Figure record extracts:
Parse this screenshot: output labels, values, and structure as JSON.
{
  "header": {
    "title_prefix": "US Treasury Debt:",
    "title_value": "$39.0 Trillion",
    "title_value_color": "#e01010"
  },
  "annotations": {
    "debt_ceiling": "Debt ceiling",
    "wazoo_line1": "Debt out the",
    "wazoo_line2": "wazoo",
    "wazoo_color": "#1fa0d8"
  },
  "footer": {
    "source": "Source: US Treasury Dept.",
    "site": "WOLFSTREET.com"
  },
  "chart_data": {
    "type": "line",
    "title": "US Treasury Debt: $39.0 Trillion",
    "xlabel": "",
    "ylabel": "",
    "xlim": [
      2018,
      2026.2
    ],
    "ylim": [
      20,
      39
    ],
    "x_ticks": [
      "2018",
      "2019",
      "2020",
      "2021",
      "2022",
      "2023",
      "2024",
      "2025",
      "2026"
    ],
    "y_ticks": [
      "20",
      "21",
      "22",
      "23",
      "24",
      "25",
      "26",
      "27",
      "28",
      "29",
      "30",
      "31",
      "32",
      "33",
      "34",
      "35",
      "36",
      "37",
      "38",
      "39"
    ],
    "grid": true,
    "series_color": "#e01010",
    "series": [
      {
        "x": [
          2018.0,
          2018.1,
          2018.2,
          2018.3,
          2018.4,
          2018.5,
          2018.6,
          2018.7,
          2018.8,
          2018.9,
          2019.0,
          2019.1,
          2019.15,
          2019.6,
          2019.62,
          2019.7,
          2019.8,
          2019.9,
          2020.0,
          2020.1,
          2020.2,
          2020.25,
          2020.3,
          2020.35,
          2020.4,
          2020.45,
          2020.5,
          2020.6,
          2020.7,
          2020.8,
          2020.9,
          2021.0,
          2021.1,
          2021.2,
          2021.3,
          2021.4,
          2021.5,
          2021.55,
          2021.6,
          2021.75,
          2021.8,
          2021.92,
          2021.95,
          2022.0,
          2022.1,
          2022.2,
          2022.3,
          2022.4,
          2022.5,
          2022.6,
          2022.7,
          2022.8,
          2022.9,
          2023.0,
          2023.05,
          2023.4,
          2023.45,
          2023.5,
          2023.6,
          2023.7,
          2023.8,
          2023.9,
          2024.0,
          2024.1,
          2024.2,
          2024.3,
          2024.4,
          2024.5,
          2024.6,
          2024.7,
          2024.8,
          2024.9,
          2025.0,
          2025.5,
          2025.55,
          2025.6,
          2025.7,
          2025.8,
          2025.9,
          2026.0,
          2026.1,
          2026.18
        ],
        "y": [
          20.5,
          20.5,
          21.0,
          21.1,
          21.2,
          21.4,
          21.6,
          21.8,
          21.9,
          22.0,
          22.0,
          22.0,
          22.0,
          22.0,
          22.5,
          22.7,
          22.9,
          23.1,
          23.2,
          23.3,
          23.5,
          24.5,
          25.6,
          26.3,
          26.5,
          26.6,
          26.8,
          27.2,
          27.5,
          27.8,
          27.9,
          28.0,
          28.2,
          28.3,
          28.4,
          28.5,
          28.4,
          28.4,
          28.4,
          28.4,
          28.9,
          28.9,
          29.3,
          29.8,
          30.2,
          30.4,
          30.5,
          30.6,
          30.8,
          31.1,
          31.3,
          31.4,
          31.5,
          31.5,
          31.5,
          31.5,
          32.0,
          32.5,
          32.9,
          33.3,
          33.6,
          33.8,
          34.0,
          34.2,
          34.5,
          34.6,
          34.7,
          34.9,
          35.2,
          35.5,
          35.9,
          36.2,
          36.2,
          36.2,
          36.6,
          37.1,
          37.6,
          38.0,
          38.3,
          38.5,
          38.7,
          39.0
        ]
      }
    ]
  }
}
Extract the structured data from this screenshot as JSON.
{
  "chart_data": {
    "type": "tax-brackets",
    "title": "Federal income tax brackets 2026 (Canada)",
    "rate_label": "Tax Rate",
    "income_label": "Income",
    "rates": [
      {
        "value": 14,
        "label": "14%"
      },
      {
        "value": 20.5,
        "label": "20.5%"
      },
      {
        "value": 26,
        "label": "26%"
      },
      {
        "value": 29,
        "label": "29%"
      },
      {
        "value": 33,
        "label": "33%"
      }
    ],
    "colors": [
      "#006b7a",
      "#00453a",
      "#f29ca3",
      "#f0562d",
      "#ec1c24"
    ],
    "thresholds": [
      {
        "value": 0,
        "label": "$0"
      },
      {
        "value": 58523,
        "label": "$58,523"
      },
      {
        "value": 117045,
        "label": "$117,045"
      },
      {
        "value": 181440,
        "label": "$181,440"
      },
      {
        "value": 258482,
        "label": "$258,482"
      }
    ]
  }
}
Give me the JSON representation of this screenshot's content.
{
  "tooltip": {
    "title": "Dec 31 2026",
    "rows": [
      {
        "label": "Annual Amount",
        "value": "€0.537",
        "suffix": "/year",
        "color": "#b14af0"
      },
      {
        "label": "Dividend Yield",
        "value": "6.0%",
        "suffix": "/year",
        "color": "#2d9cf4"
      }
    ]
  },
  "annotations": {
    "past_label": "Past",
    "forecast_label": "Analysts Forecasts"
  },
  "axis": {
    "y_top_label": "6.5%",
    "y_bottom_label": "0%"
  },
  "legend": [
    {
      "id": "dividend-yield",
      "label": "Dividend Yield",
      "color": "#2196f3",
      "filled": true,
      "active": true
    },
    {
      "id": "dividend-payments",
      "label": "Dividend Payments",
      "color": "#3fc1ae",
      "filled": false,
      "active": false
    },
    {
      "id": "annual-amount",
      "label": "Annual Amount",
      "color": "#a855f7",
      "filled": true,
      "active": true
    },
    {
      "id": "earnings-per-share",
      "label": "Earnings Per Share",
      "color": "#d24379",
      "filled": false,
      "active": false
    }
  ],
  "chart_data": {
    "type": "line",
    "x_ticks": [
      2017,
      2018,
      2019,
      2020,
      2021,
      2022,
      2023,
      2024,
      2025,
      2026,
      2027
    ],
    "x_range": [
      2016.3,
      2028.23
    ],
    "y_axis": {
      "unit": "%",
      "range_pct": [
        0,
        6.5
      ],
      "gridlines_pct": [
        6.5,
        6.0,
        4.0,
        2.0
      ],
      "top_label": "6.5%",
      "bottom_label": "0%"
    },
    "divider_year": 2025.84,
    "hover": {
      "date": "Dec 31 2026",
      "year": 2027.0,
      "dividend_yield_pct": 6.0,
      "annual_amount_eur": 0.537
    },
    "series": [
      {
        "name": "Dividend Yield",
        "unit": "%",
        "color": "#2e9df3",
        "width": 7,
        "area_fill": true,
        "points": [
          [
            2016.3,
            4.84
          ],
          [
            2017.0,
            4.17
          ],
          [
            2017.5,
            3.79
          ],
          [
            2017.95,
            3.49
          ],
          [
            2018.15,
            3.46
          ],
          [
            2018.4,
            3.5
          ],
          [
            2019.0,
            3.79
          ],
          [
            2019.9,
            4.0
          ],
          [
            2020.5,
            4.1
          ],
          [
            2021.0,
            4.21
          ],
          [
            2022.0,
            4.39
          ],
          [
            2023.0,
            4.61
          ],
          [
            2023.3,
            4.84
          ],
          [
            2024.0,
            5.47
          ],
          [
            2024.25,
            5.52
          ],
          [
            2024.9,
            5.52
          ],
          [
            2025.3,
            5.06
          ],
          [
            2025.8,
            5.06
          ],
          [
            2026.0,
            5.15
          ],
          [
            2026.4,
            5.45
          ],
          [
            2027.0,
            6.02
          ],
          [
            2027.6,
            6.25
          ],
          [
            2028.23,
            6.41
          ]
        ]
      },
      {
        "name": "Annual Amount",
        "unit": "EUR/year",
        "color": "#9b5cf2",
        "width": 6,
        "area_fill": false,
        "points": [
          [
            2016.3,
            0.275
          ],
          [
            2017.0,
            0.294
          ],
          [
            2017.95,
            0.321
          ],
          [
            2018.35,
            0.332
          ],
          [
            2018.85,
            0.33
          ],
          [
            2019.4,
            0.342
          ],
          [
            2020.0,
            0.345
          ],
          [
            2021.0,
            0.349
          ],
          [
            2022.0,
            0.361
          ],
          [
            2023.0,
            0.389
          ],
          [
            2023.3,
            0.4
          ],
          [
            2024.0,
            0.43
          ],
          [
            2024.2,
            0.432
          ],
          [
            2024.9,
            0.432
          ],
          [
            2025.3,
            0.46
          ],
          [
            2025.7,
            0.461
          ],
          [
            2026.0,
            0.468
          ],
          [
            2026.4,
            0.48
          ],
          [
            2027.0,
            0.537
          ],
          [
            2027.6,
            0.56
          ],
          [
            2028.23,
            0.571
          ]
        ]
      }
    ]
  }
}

[Task directions]:
Count the lines in the entries above that include the string "name", then give only that figure.

[Response for this exercise]:
2